▸ **REQUIREMENTS**
Would you restate all the data that follows, word for word?

[Stored records]
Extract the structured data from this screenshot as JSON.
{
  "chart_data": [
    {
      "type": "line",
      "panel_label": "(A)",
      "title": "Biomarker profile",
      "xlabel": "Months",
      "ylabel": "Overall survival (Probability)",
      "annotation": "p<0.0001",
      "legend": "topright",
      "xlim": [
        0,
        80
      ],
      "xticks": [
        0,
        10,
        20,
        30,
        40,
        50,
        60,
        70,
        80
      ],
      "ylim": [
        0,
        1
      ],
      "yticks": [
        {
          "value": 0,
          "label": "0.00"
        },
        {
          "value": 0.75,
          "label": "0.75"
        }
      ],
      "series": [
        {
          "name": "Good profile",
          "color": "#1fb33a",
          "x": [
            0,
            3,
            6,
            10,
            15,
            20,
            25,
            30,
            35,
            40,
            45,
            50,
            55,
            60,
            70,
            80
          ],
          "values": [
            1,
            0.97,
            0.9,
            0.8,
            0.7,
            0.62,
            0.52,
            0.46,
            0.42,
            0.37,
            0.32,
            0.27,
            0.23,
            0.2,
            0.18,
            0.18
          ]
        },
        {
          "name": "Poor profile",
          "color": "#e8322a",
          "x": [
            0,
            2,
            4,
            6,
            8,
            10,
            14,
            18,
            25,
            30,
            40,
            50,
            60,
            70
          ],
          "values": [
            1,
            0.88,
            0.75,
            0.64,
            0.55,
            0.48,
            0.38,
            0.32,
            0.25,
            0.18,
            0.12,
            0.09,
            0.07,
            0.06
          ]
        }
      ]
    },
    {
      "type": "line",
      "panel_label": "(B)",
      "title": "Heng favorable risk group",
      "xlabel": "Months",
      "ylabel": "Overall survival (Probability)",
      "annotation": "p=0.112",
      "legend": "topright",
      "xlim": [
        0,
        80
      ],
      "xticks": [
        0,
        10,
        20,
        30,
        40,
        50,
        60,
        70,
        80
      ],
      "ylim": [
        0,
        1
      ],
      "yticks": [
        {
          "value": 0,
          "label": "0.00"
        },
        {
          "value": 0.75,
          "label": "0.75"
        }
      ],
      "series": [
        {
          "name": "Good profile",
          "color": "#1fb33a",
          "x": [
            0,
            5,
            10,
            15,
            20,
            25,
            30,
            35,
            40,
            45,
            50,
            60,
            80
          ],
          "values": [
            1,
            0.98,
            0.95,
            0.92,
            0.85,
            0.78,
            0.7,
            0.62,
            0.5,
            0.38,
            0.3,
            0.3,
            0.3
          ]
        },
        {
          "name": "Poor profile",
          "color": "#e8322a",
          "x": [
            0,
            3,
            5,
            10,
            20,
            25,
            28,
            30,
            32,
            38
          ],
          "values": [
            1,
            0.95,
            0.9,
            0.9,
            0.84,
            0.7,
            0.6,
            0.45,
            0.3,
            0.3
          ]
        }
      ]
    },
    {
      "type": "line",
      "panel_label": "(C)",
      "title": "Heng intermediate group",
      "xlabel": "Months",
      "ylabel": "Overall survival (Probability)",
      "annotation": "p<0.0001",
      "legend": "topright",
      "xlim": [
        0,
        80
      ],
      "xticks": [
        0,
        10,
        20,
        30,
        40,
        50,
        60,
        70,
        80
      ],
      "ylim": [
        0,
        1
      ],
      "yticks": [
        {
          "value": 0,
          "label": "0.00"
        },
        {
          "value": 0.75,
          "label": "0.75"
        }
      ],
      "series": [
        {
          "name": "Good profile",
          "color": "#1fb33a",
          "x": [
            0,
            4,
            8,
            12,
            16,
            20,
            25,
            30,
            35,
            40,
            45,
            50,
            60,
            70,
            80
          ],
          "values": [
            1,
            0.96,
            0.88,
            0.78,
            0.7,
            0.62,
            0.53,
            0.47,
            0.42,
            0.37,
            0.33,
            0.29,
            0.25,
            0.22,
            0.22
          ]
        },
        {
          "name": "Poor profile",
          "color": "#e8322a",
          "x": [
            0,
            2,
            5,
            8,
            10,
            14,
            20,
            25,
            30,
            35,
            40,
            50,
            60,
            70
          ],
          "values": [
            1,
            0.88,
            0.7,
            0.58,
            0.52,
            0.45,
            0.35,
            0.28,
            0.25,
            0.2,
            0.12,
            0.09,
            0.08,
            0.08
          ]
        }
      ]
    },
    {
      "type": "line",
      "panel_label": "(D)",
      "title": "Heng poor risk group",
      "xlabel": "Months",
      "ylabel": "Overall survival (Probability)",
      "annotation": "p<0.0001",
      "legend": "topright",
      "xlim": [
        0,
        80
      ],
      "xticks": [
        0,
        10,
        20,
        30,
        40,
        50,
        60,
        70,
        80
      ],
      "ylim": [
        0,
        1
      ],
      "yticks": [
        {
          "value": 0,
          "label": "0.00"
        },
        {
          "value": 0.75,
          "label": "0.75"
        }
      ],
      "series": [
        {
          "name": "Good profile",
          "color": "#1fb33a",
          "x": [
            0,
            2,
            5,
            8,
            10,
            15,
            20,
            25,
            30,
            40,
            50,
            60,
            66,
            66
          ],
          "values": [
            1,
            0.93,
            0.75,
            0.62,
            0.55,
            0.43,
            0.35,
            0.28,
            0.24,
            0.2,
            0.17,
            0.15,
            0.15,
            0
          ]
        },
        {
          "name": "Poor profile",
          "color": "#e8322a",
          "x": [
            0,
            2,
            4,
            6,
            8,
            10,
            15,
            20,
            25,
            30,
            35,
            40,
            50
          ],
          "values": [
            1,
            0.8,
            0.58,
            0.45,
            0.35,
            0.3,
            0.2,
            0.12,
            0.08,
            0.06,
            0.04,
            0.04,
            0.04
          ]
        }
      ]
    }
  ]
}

▸ **ANSWER TO THIS EXERCISE**
Extract the structured data from this screenshot as JSON.
{
  "chart_data": [
    {
      "type": "line",
      "panel_label": "(A)",
      "title": "Biomarker profile",
      "xlabel": "Months",
      "ylabel": "Overall survival (Probability)",
      "annotation": "p<0.0001",
      "legend": "topright",
      "xlim": [
        0,
        80
      ],
      "xticks": [
        0,
        10,
        20,
        30,
        40,
        50,
        60,
        70,
        80
      ],
      "ylim": [
        0,
        1
      ],
      "yticks": [
        {
          "value": 0,
          "label": "0.00"
        },
        {
          "value": 0.75,
          "label": "0.75"
        }
      ],
      "series": [
        {
          "name": "Good profile",
          "color": "#1fb33a",
          "x": [
            0,
            3,
            6,
            10,
            15,
            20,
            25,
            30,
            35,
            40,
            45,
            50,
            55,
            60,
            70,
            80
          ],
          "values": [
            1,
            0.97,
            0.9,
            0.8,
            0.7,
            0.62,
            0.52,
            0.46,
            0.42,
            0.37,
            0.32,
            0.27,
            0.23,
            0.2,
            0.18,
            0.18
          ]
        },
        {
          "name": "Poor profile",
          "color": "#e8322a",
          "x": [
            0,
            2,
            4,
            6,
            8,
            10,
            14,
            18,
            25,
            30,
            40,
            50,
            60,
            70
          ],
          "values": [
            1,
            0.88,
            0.75,
            0.64,
            0.55,
            0.48,
            0.38,
            0.32,
            0.25,
            0.18,
            0.12,
            0.09,
            0.07,
            0.06
          ]
        }
      ]
    },
    {
      "type": "line",
      "panel_label": "(B)",
      "title": "Heng favorable risk group",
      "xlabel": "Months",
      "ylabel": "Overall survival (Probability)",
      "annotation": "p=0.112",
      "legend": "topright",
      "xlim": [
        0,
        80
      ],
      "xticks": [
        0,
        10,
        20,
        30,
        40,
        50,
        60,
        70,
        80
      ],
      "ylim": [
        0,
        1
      ],
      "yticks": [
        {
          "value": 0,
          "label": "0.00"
        },
        {
          "value": 0.75,
          "label": "0.75"
        }
      ],
      "series": [
        {
          "name": "Good profile",
          "color": "#1fb33a",
          "x": [
            0,
            5,
            10,
            15,
            20,
            25,
            30,
            35,
            40,
            45,
            50,
            60,
            80
          ],
          "values": [
            1,
            0.98,
            0.95,
            0.92,
            0.85,
            0.78,
            0.7,
            0.62,
            0.5,
            0.38,
            0.3,
            0.3,
            0.3
          ]
        },
        {
          "name": "Poor profile",
          "color": "#e8322a",
          "x": [
            0,
            3,
            5,
            10,
            20,
            25,
            28,
            30,
            32,
            38
          ],
          "values": [
            1,
            0.95,
            0.9,
            0.9,
            0.84,
            0.7,
            0.6,
            0.45,
            0.3,
            0.3
          ]
        }
      ]
    },
    {
      "type": "line",
      "panel_label": "(C)",
      "title": "Heng intermediate group",
      "xlabel": "Months",
      "ylabel": "Overall survival (Probability)",
      "annotation": "p<0.0001",
      "legend": "topright",
      "xlim": [
        0,
        80
      ],
      "xticks": [
        0,
        10,
        20,
        30,
        40,
        50,
        60,
        70,
        80
      ],
      "ylim": [
        0,
        1
      ],
      "yticks": [
        {
          "value": 0,
          "label": "0.00"
        },
        {
          "value": 0.75,
          "label": "0.75"
        }
      ],
      "series": [
        {
          "name": "Good profile",
          "color": "#1fb33a",
          "x": [
            0,
            4,
            8,
            12,
            16,
            20,
            25,
            30,
            35,
            40,
            45,
            50,
            60,
            70,
            80
          ],
          "values": [
            1,
            0.96,
            0.88,
            0.78,
            0.7,
            0.62,
            0.53,
            0.47,
            0.42,
            0.37,
            0.33,
            0.29,
            0.25,
            0.22,
            0.22
          ]
        },
        {
          "name": "Poor profile",
          "color": "#e8322a",
          "x": [
            0,
            2,
            5,
            8,
            10,
            14,
            20,
            25,
            30,
            35,
            40,
            50,
            60,
            70
          ],
          "values": [
            1,
            0.88,
            0.7,
            0.58,
            0.52,
            0.45,
            0.35,
            0.28,
            0.25,
            0.2,
            0.12,
            0.09,
            0.08,
            0.08
          ]
        }
      ]
    },
    {
      "type": "line",
      "panel_label": "(D)",
      "title": "Heng poor risk group",
      "xlabel": "Months",
      "ylabel": "Overall survival (Probability)",
      "annotation": "p<0.0001",
      "legend": "topright",
      "xlim": [
        0,
        80
      ],
      "xticks": [
        0,
        10,
        20,
        30,
        40,
        50,
        60,
        70,
        80
      ],
      "ylim": [
        0,
        1
      ],
      "yticks": [
        {
          "value": 0,
          "label": "0.00"
        },
        {
          "value": 0.75,
          "label": "0.75"
        }
      ],
      "series": [
        {
          "name": "Good profile",
          "color": "#1fb33a",
          "x": [
            0,
            2,
            5,
            8,
            10,
            15,
            20,
            25,
            30,
            40,
            50,
            60,
            66,
            66
          ],
          "values": [
            1,
            0.93,
            0.75,
            0.62,
            0.55,
            0.43,
            0.35,
            0.28,
            0.24,
            0.2,
            0.17,
            0.15,
            0.15,
            0
          ]
        },
        {
          "name": "Poor profile",
          "color": "#e8322a",
          "x": [
            0,
            2,
            4,
            6,
            8,
            10,
            15,
            20,
            25,
            30,
            35,
            40,
            50
          ],
          "values": [
            1,
            0.8,
            0.58,
            0.45,
            0.35,
            0.3,
            0.2,
            0.12,
            0.08,
            0.06,
            0.04,
            0.04,
            0.04
          ]
        }
      ]
    }
  ]
}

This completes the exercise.